EXERCISE GOAL →
Repeat exactly the lines below from the line that contains "Read out every word on this page." to the last line, inclusive, without the pictures.

Dataset entries →

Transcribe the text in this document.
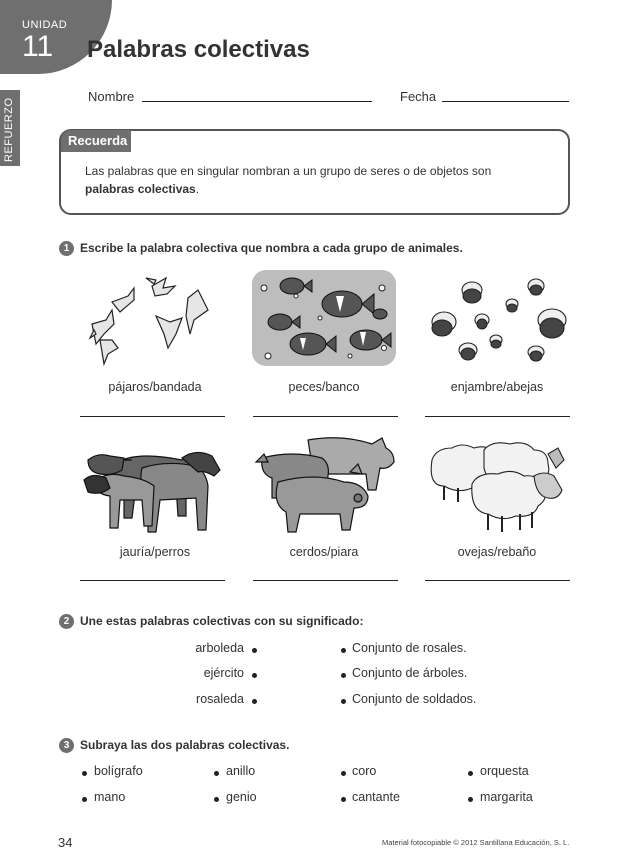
UNIDAD
11
REFUERZO
Palabras colectivas
Nombre	Fecha
Recuerda
Las palabras que en singular nombran a un grupo de seres o de objetos son palabras colectivas.
1 Escribe la palabra colectiva que nombra a cada grupo de animales.
pájaros/bandada	peces/banco	enjambre/abejas
jauría/perros	cerdos/piara	ovejas/rebaño
2 Une estas palabras colectivas con su significado:
arboleda
ejército
rosaleda
Conjunto de rosales.
Conjunto de árboles.
Conjunto de soldados.
3 Subraya las dos palabras colectivas.
bolígrafo	anillo	coro	orquesta
mano	genio	cantante	margarita
34	Material fotocopiable © 2012 Santillana Educación, S. L.
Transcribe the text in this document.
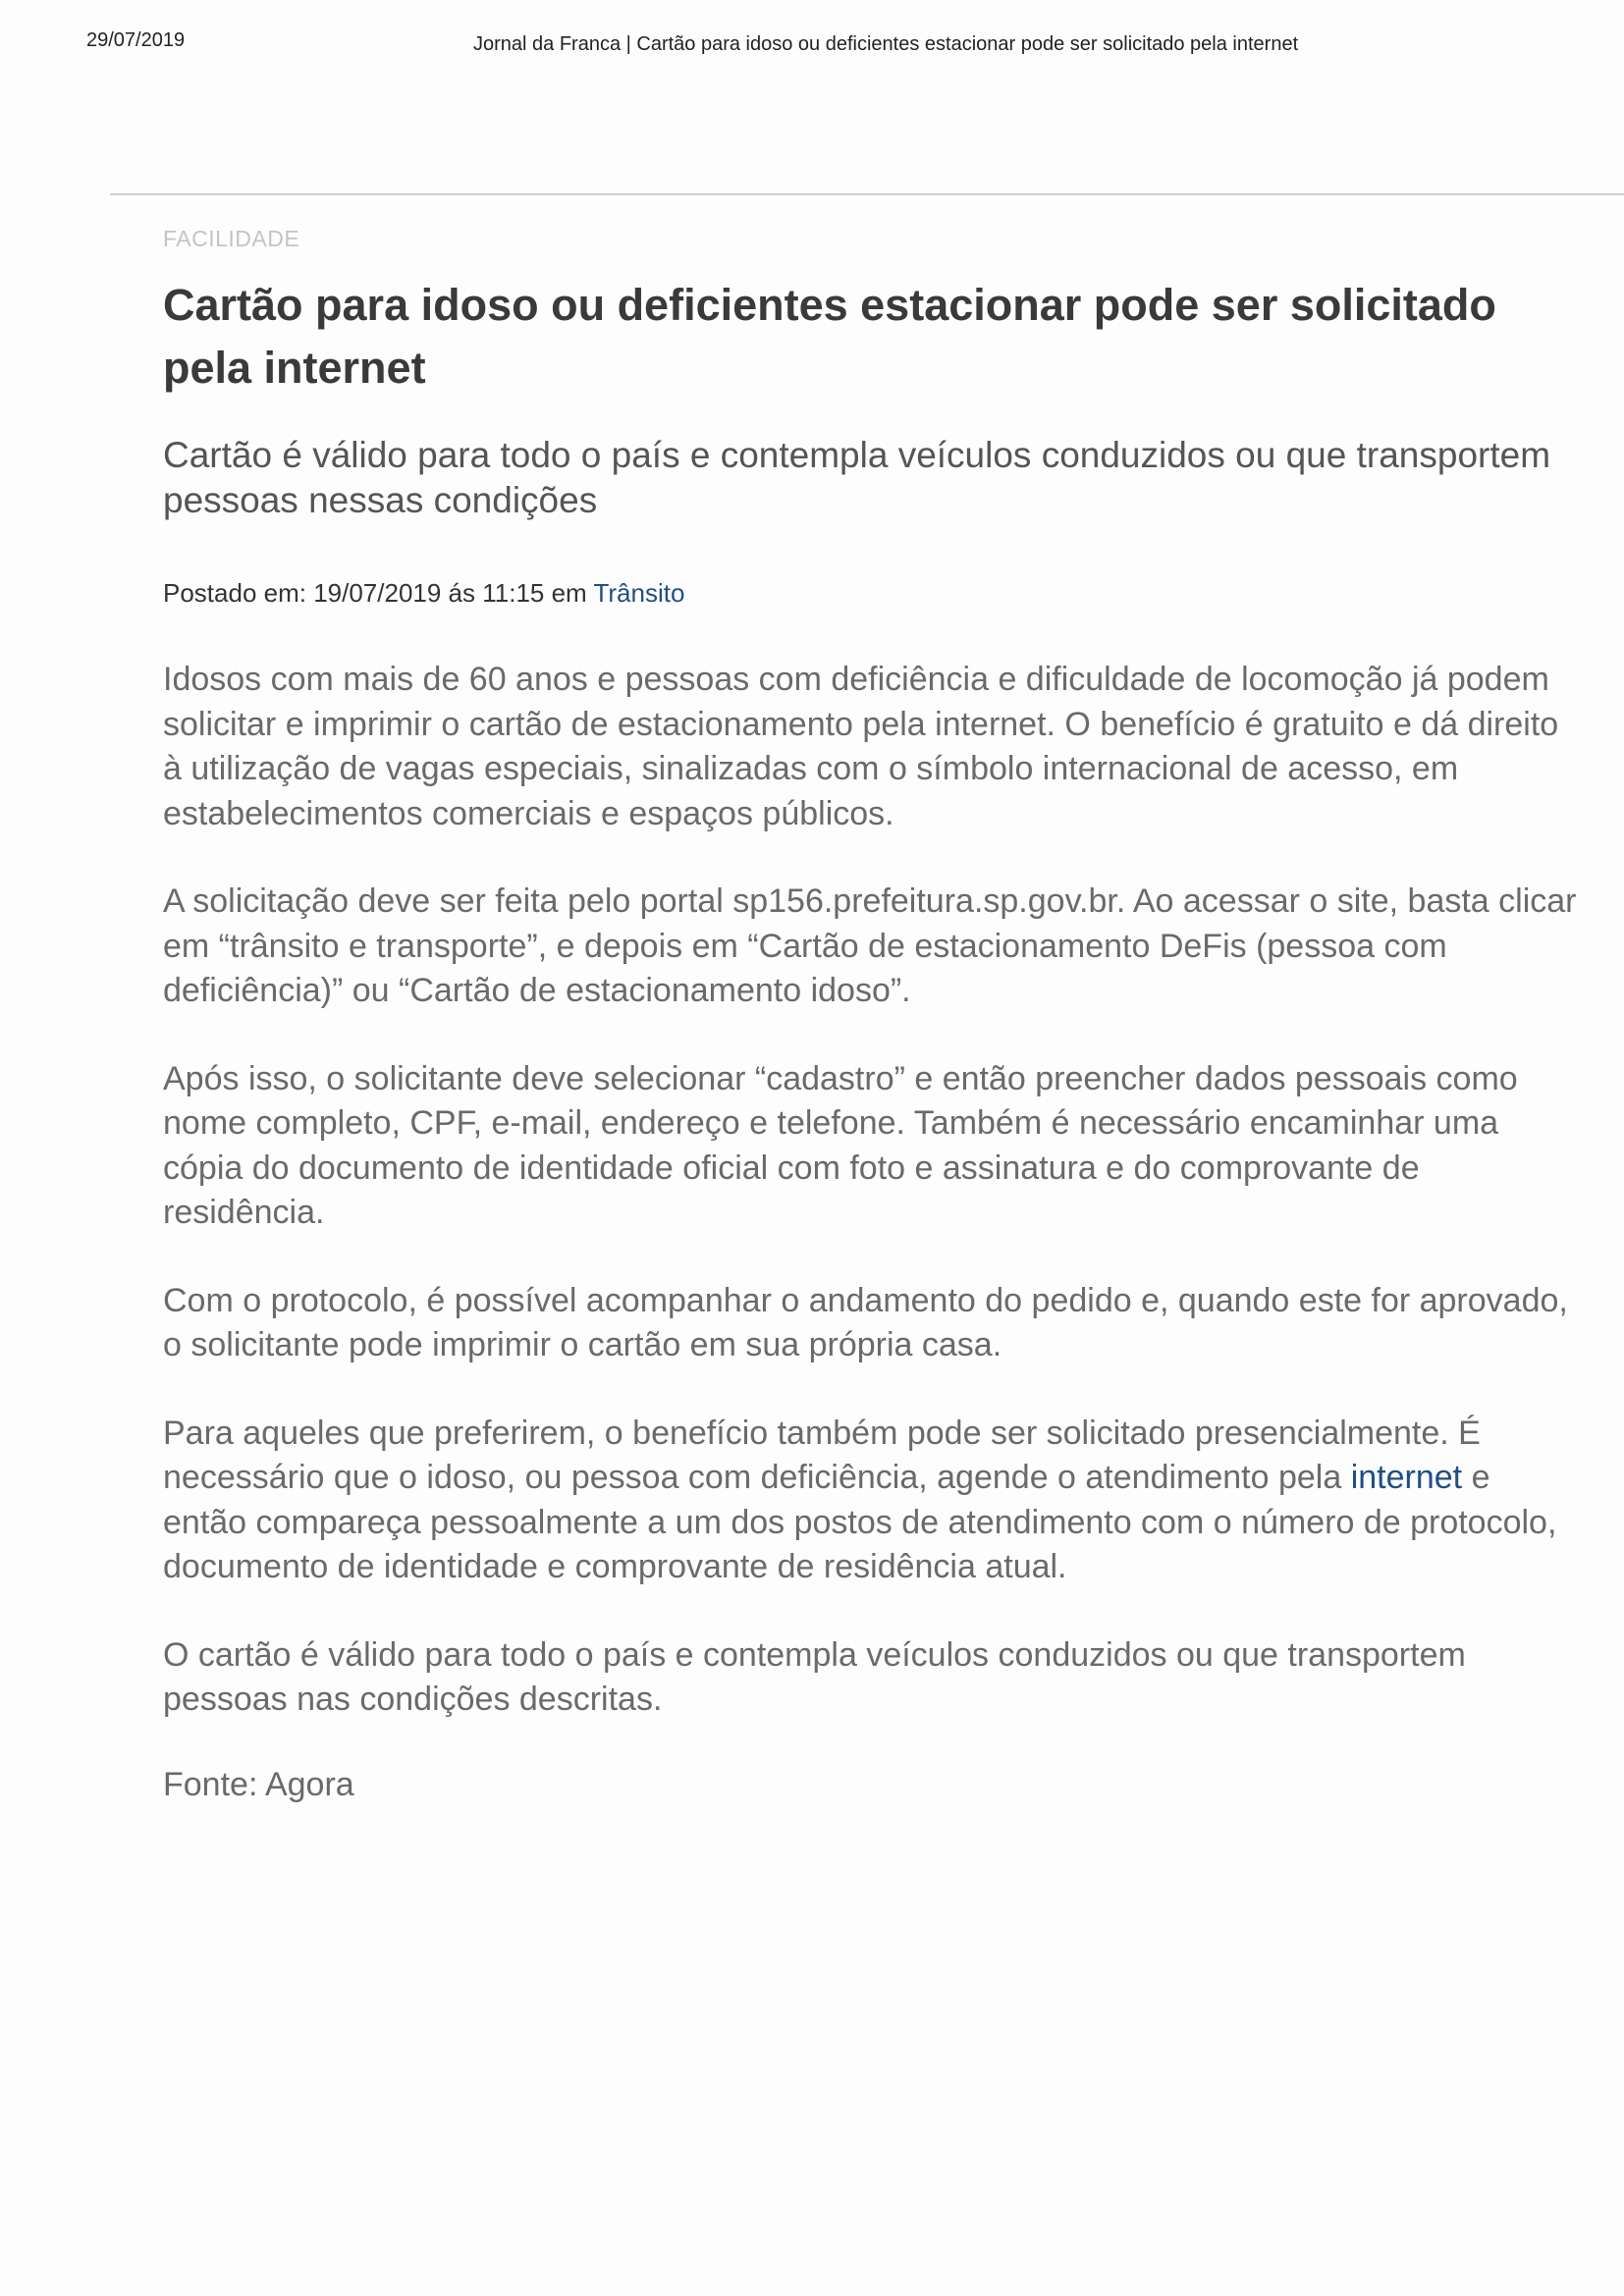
29/07/2019	Jornal da Franca | Cartão para idoso ou deficientes estacionar pode ser solicitado pela internet
FACILIDADE
Cartão para idoso ou deficientes estacionar pode ser solicitado pela internet
Cartão é válido para todo o país e contempla veículos conduzidos ou que transportem pessoas nessas condições
Postado em: 19/07/2019 ás 11:15 em Trânsito

Idosos com mais de 60 anos e pessoas com deficiência e dificuldade de locomoção já podem solicitar e imprimir o cartão de estacionamento pela internet. O benefício é gratuito e dá direito à utilização de vagas especiais, sinalizadas com o símbolo internacional de acesso, em estabelecimentos comerciais e espaços públicos.

A solicitação deve ser feita pelo portal sp156.prefeitura.sp.gov.br. Ao acessar o site, basta clicar em “trânsito e transporte”, e depois em “Cartão de estacionamento DeFis (pessoa com deficiência)” ou “Cartão de estacionamento idoso”.

Após isso, o solicitante deve selecionar “cadastro” e então preencher dados pessoais como nome completo, CPF, e-mail, endereço e telefone. Também é necessário encaminhar uma cópia do documento de identidade oficial com foto e assinatura e do comprovante de residência.

Com o protocolo, é possível acompanhar o andamento do pedido e, quando este for aprovado, o solicitante pode imprimir o cartão em sua própria casa.

Para aqueles que preferirem, o benefício também pode ser solicitado presencialmente. É necessário que o idoso, ou pessoa com deficiência, agende o atendimento pela internet e então compareça pessoalmente a um dos postos de atendimento com o número de protocolo, documento de identidade e comprovante de residência atual.

O cartão é válido para todo o país e contempla veículos conduzidos ou que transportem pessoas nas condições descritas.

Fonte: Agora
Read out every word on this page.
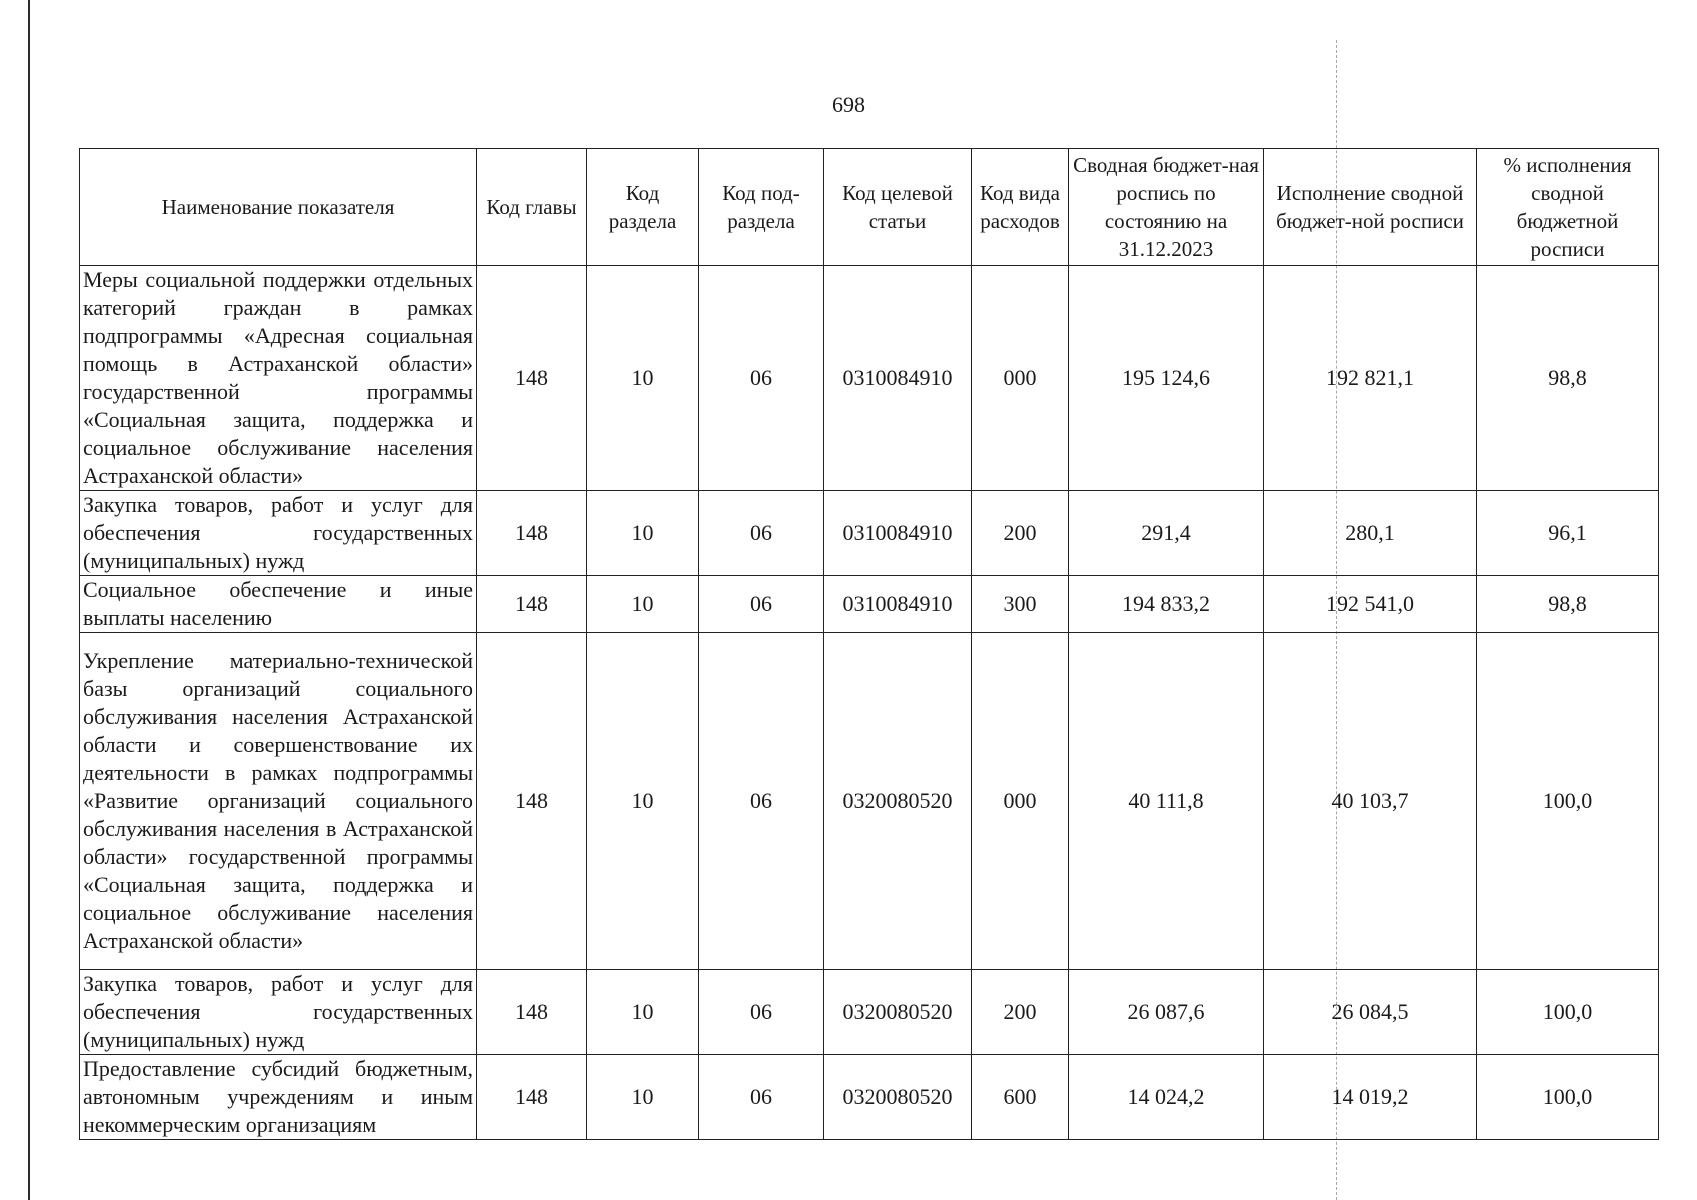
698
Наименование показателя	Код главы	Код раздела	Код под-раздела	Код целевой статьи	Код вида расходов	Сводная бюджет-ная роспись по состоянию на 31.12.2023	Исполнение сводной бюджет-ной росписи	% исполнения сводной бюджетной росписи
Меры социальной поддержки отдельных категорий граждан в рамках подпрограммы «Адресная социальная помощь в Астраханской области» государственной программы «Социальная защита, поддержка и социальное обслуживание населения Астраханской области»	148	10	06	0310084910	000	195 124,6	192 821,1	98,8
Закупка товаров, работ и услуг для обеспечения государственных (муниципальных) нужд	148	10	06	0310084910	200	291,4	280,1	96,1
Социальное обеспечение и иные выплаты населению	148	10	06	0310084910	300	194 833,2	192 541,0	98,8
Укрепление материально-технической базы организаций социального обслуживания населения Астраханской области и совершенствование их деятельности в рамках подпрограммы «Развитие организаций социального обслуживания населения в Астраханской области» государственной программы «Социальная защита, поддержка и социальное обслуживание населения Астраханской области»	148	10	06	0320080520	000	40 111,8	40 103,7	100,0
Закупка товаров, работ и услуг для обеспечения государственных (муниципальных) нужд	148	10	06	0320080520	200	26 087,6	26 084,5	100,0
Предоставление субсидий бюджетным, автономным учреждениям и иным некоммерческим организациям	148	10	06	0320080520	600	14 024,2	14 019,2	100,0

ANSWER BELOW →
Read out every word on this page.
698
Наименование показателя	Код главы	Код раздела	Код под-раздела	Код целевой статьи	Код вида расходов	Сводная бюджет-ная роспись по состоянию на 31.12.2023	Исполнение сводной бюджет-ной росписи	% исполнения сводной бюджетной росписи
Меры социальной поддержки отдельных категорий граждан в рамках подпрограммы «Адресная социальная помощь в Астраханской области» государственной программы «Социальная защита, поддержка и социальное обслуживание населения Астраханской области»	148	10	06	0310084910	000	195 124,6	192 821,1	98,8
Закупка товаров, работ и услуг для обеспечения государственных (муниципальных) нужд	148	10	06	0310084910	200	291,4	280,1	96,1
Социальное обеспечение и иные выплаты населению	148	10	06	0310084910	300	194 833,2	192 541,0	98,8
Укрепление материально-технической базы организаций социального обслуживания населения Астраханской области и совершенствование их деятельности в рамках подпрограммы «Развитие организаций социального обслуживания населения в Астраханской области» государственной программы «Социальная защита, поддержка и социальное обслуживание населения Астраханской области»	148	10	06	0320080520	000	40 111,8	40 103,7	100,0
Закупка товаров, работ и услуг для обеспечения государственных (муниципальных) нужд	148	10	06	0320080520	200	26 087,6	26 084,5	100,0
Предоставление субсидий бюджетным, автономным учреждениям и иным некоммерческим организациям	148	10	06	0320080520	600	14 024,2	14 019,2	100,0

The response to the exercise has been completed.